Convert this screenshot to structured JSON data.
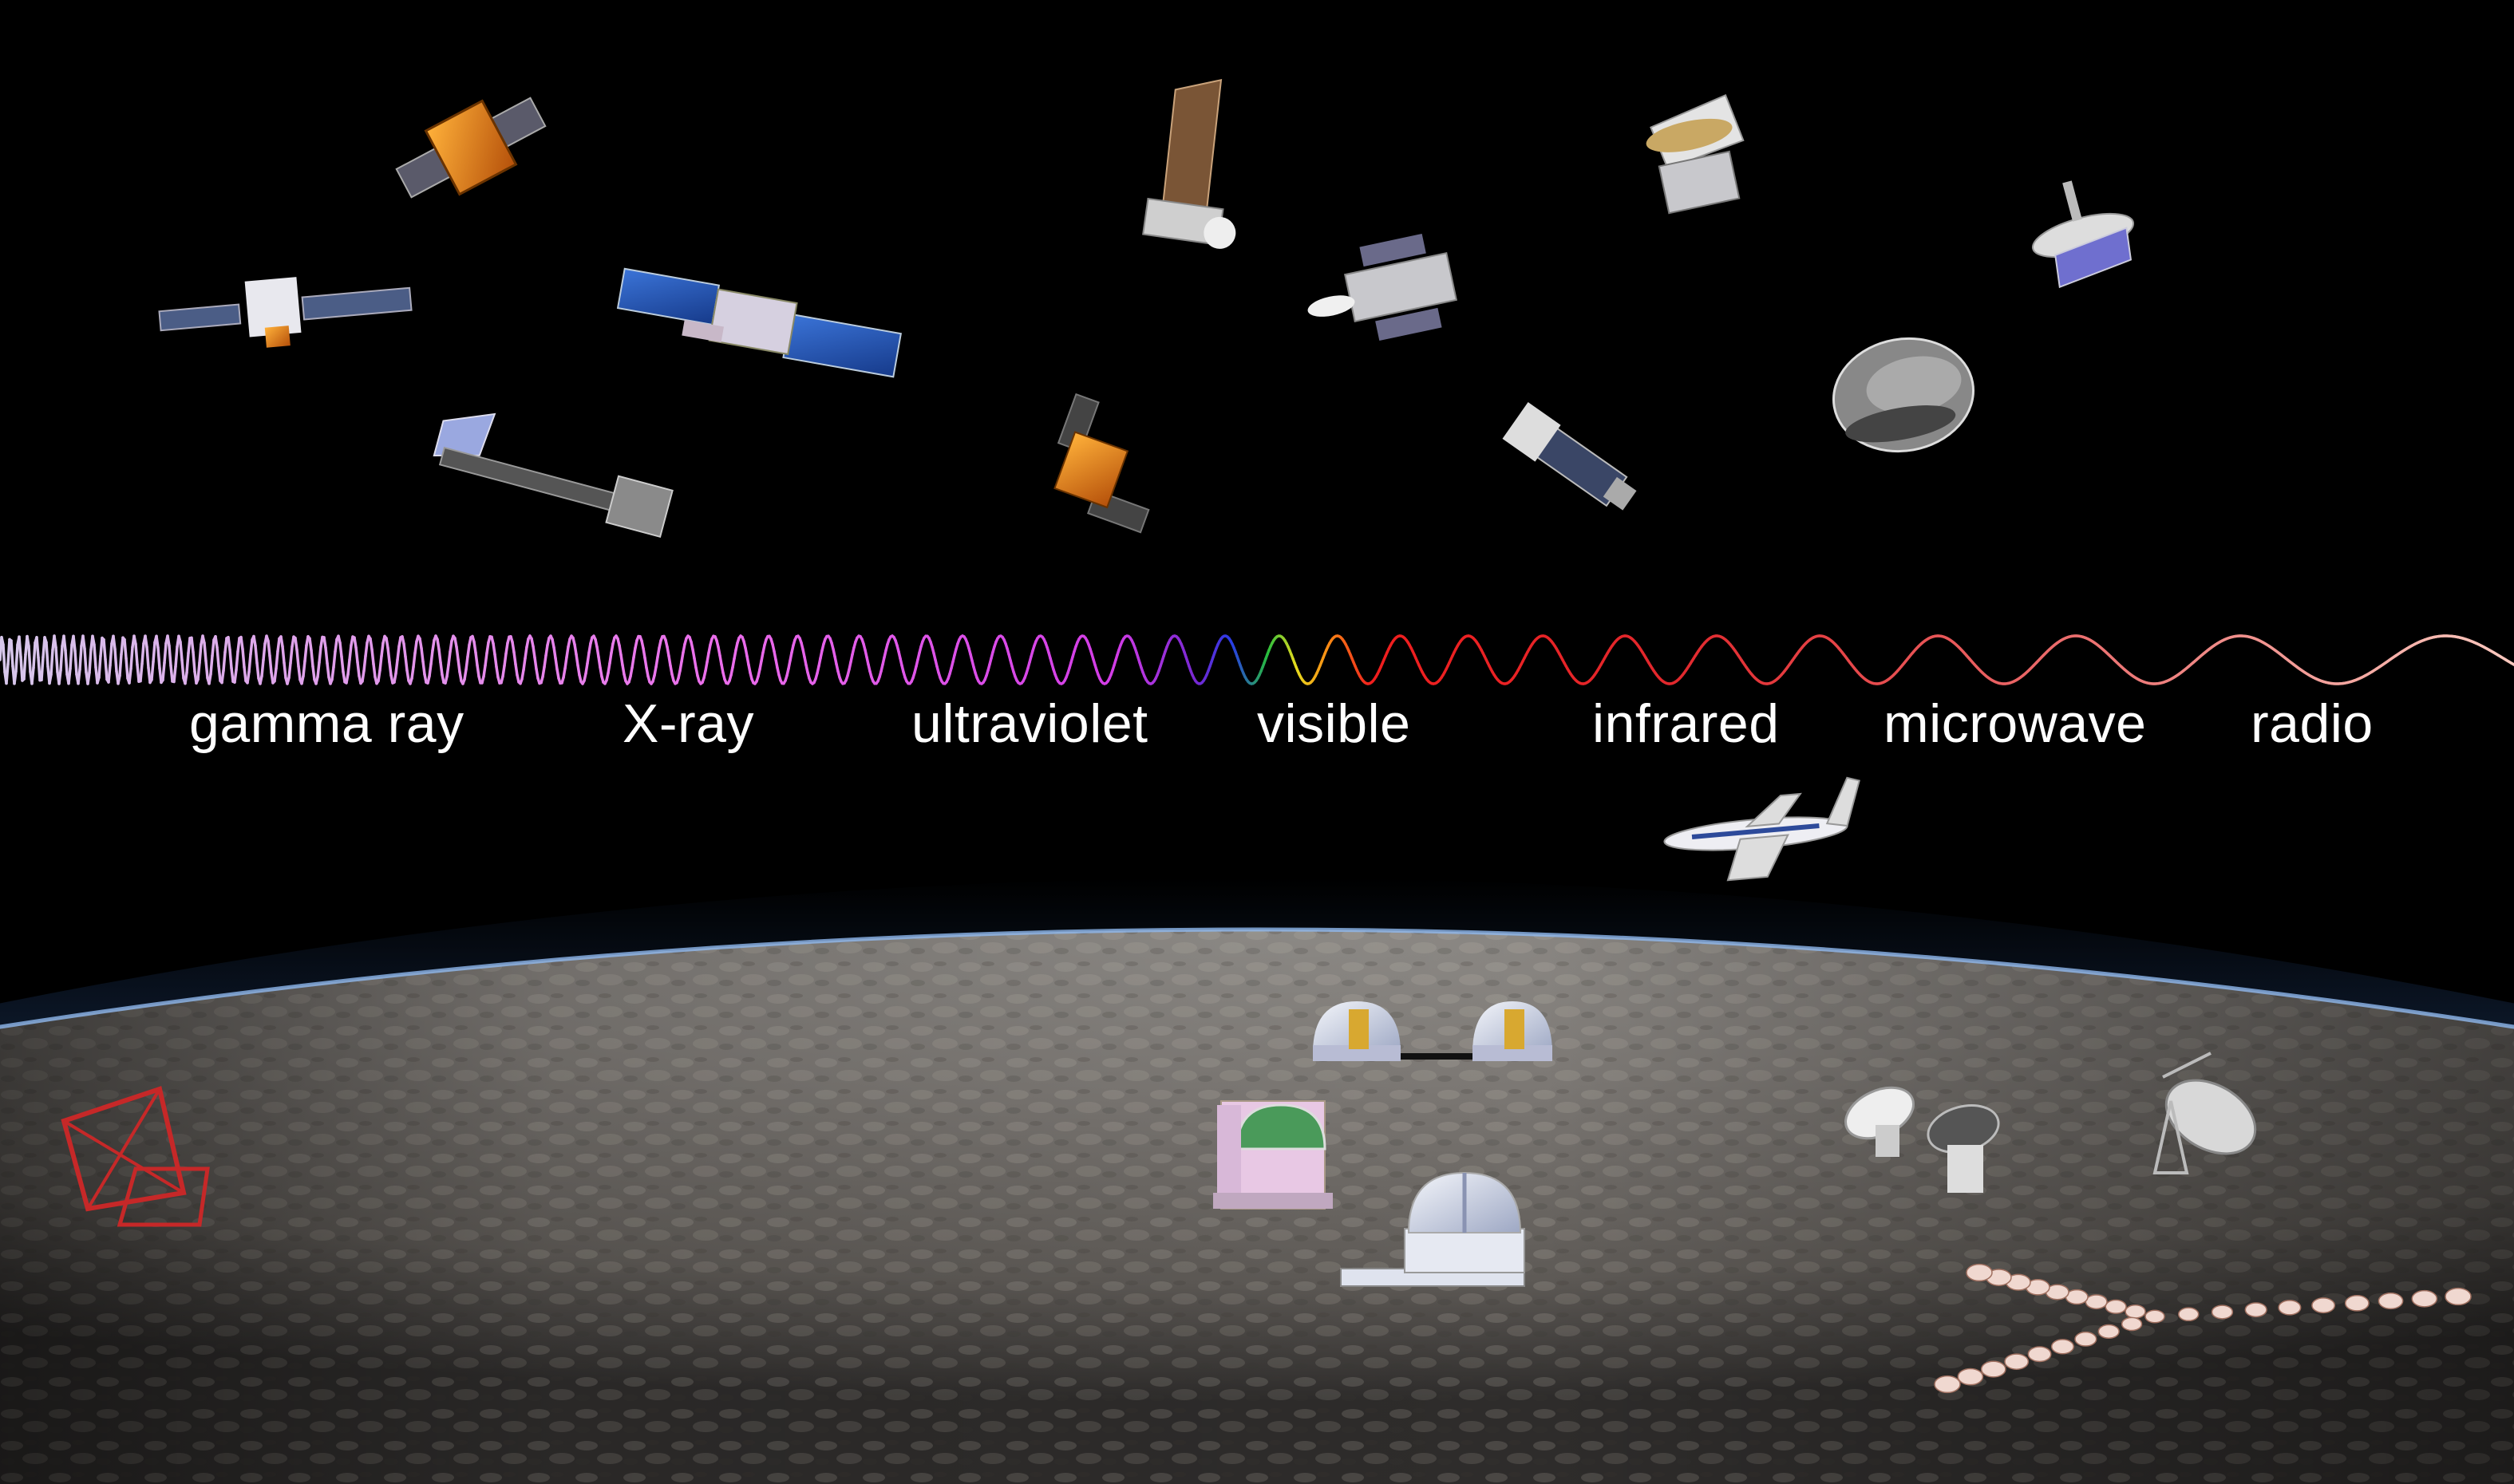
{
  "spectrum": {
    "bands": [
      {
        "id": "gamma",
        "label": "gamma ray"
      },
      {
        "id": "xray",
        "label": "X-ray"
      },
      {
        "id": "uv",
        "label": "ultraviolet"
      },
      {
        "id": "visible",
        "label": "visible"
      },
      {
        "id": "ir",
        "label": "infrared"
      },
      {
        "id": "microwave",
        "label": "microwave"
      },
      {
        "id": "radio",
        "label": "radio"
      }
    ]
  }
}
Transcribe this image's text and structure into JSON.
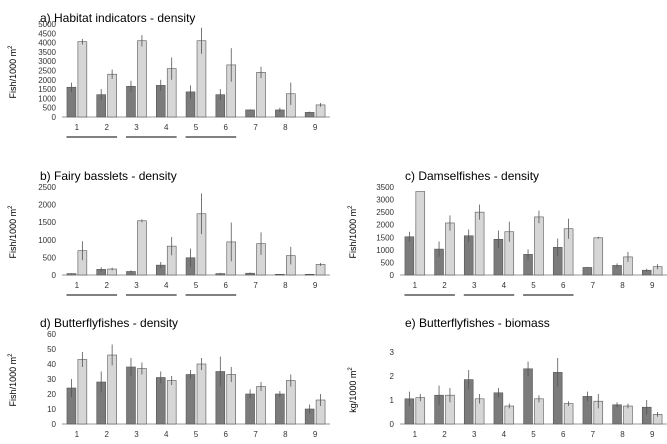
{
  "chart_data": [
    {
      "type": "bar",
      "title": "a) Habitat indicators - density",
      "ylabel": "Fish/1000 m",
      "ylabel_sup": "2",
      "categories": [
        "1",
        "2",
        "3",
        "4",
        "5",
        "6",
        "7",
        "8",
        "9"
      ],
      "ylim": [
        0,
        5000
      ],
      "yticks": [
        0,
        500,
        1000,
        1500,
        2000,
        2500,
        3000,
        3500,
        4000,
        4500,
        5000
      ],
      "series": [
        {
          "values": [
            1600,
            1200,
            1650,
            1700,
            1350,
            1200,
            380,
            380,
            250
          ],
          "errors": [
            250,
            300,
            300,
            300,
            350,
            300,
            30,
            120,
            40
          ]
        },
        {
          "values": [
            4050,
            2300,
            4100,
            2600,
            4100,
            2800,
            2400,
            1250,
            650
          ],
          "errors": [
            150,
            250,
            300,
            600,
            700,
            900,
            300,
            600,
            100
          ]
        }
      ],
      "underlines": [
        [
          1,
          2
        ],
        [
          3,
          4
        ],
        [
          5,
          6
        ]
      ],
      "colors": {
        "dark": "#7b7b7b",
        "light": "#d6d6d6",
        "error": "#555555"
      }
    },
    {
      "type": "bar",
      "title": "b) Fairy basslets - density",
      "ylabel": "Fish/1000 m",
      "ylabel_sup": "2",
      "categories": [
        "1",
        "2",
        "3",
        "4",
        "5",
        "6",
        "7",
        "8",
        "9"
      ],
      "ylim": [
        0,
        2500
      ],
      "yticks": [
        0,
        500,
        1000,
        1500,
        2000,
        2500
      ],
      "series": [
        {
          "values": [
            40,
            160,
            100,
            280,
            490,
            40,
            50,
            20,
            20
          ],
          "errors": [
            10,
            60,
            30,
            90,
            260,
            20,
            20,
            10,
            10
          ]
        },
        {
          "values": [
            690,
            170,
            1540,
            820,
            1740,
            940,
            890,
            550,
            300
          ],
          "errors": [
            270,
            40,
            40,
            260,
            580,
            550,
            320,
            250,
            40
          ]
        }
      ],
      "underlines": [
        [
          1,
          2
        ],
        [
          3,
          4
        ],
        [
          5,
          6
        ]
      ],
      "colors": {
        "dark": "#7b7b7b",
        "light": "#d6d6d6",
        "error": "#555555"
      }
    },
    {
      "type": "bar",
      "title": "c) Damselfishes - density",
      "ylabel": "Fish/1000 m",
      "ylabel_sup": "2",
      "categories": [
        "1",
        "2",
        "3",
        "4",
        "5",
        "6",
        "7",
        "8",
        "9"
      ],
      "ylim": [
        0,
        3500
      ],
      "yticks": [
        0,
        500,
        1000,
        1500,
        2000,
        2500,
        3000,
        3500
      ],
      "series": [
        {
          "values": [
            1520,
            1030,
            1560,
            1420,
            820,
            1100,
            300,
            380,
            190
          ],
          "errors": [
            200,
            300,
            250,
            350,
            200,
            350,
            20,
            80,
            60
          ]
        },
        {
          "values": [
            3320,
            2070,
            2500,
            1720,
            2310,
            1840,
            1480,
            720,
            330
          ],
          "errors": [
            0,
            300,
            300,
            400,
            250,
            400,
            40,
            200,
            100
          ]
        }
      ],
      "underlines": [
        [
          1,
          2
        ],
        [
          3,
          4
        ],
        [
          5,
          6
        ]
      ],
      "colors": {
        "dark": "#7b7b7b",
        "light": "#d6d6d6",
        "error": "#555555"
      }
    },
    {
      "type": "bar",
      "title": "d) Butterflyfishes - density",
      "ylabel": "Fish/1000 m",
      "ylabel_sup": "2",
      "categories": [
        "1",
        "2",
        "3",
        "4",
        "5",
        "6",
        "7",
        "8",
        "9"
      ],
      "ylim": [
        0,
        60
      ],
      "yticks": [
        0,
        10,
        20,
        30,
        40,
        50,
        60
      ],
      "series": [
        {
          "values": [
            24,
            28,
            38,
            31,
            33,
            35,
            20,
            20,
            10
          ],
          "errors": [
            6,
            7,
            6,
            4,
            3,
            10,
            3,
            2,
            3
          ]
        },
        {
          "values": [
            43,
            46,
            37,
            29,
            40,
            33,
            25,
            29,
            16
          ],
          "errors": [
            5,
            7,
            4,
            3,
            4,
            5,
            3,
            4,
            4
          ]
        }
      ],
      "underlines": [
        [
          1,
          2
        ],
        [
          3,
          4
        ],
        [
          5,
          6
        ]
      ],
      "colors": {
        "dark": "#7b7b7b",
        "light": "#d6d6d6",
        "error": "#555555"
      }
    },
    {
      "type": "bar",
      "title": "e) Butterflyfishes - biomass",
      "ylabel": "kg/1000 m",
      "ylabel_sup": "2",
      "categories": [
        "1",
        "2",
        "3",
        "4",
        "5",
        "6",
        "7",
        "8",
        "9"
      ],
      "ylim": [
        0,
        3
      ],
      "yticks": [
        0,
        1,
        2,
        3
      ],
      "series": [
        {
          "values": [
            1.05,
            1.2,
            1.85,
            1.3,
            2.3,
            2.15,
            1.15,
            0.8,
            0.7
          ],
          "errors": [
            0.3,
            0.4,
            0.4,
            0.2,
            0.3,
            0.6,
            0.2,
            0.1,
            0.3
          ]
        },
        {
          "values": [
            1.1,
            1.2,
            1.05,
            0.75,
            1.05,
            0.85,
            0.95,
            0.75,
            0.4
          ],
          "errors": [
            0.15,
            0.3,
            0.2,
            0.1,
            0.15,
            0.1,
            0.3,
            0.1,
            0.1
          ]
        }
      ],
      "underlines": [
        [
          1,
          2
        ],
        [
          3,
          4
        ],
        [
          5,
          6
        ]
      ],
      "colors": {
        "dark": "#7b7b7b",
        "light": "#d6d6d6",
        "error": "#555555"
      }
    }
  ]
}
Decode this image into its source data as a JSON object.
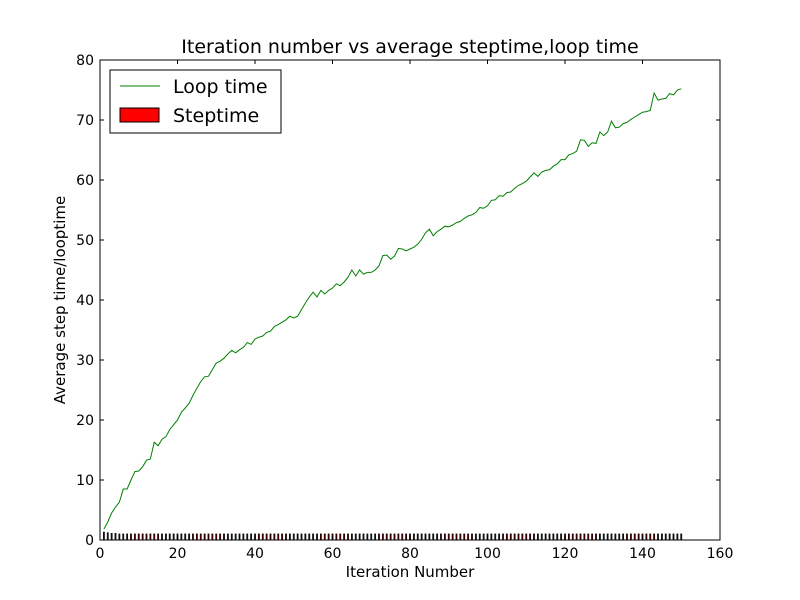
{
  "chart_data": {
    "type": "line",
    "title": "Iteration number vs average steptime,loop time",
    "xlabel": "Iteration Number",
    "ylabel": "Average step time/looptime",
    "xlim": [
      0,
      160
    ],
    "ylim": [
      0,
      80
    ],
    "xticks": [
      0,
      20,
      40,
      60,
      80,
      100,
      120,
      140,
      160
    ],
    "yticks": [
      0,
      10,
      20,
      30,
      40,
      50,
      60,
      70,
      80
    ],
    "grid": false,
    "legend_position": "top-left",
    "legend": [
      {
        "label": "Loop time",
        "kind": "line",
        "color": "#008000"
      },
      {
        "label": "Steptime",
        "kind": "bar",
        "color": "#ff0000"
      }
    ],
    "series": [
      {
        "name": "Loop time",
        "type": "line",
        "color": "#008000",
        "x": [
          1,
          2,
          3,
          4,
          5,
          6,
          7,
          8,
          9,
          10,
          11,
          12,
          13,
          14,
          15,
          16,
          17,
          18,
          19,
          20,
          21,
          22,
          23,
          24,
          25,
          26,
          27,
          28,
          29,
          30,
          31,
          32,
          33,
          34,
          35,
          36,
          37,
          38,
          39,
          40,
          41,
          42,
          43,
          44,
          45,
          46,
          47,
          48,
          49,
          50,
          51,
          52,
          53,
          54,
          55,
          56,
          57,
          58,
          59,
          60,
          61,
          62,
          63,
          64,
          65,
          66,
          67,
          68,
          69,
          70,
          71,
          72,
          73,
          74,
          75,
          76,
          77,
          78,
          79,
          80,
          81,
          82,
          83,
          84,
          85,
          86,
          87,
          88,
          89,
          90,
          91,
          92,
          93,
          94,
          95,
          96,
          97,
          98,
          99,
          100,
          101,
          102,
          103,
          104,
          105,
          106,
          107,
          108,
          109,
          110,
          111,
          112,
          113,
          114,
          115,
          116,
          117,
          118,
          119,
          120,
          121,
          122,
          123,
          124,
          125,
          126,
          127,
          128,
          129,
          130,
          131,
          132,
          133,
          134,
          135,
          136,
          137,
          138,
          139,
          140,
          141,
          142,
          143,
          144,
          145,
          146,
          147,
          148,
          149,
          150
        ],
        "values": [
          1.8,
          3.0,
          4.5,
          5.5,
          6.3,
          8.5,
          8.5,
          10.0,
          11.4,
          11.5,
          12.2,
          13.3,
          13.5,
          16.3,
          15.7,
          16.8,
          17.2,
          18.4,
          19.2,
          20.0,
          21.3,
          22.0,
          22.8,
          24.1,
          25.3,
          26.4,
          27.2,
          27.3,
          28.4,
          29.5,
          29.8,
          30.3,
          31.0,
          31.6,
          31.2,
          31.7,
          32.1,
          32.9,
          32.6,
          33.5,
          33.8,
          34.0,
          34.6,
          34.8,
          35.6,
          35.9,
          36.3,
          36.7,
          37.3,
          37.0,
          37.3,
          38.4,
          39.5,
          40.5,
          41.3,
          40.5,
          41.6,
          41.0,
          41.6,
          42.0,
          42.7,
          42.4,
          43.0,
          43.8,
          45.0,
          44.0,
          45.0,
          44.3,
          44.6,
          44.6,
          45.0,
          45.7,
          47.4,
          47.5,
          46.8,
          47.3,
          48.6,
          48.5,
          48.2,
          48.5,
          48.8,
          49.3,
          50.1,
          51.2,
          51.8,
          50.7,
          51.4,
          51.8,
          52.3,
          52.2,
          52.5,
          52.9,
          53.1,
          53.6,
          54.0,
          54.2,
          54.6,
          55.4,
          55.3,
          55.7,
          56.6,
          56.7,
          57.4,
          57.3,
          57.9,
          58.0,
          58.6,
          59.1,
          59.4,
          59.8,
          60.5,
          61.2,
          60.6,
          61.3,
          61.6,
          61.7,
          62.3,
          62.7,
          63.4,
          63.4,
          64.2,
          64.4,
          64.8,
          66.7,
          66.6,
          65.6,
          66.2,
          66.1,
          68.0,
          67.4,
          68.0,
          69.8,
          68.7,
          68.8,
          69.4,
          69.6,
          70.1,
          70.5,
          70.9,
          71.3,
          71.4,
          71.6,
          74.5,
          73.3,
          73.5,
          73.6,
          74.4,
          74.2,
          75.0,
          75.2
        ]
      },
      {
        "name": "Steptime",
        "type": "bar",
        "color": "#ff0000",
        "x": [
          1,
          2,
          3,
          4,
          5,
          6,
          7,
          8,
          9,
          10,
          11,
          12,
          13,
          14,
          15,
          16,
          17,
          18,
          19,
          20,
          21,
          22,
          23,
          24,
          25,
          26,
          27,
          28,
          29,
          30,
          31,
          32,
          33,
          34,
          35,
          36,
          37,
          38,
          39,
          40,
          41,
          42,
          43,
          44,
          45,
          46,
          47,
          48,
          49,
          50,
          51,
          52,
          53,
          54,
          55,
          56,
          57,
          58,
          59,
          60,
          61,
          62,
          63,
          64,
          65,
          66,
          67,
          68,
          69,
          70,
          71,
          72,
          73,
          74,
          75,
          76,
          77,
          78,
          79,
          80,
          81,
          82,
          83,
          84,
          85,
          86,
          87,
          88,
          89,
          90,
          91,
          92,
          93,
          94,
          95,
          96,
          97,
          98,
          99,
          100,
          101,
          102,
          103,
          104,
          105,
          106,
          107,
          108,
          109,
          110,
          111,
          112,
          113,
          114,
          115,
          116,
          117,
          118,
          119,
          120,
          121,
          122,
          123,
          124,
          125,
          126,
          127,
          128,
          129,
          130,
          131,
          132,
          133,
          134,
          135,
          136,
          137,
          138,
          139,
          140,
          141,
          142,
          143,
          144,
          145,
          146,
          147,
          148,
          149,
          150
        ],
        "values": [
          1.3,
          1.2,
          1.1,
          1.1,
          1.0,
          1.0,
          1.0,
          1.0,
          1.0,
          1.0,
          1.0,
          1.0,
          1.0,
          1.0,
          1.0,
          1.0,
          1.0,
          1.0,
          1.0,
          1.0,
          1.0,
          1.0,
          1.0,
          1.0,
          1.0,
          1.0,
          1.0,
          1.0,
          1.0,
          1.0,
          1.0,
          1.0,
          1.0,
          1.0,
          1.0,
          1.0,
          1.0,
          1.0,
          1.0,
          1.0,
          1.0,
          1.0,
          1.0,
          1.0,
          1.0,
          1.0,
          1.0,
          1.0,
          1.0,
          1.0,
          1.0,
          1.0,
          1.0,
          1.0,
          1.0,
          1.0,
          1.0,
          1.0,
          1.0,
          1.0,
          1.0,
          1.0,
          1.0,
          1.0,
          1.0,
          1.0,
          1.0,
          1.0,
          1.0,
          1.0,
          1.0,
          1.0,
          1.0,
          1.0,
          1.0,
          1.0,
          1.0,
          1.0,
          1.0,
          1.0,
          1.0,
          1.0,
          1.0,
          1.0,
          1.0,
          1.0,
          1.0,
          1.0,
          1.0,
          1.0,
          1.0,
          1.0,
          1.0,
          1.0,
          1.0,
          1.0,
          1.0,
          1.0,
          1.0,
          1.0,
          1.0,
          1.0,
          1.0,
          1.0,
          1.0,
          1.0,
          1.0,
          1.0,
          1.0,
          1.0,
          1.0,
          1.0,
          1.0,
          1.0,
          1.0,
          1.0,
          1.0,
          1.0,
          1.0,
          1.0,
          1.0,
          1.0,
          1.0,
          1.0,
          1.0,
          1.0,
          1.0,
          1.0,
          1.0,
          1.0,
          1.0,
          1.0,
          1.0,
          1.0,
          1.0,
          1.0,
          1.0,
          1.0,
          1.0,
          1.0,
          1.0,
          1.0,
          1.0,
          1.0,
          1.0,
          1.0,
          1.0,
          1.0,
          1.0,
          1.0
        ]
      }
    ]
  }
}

What you need to do:
Check the data for the word "Iteration" and pull out the lines that have it.

Output of the exercise:
    "title": "Iteration number vs average steptime,loop time",
    "xlabel": "Iteration Number",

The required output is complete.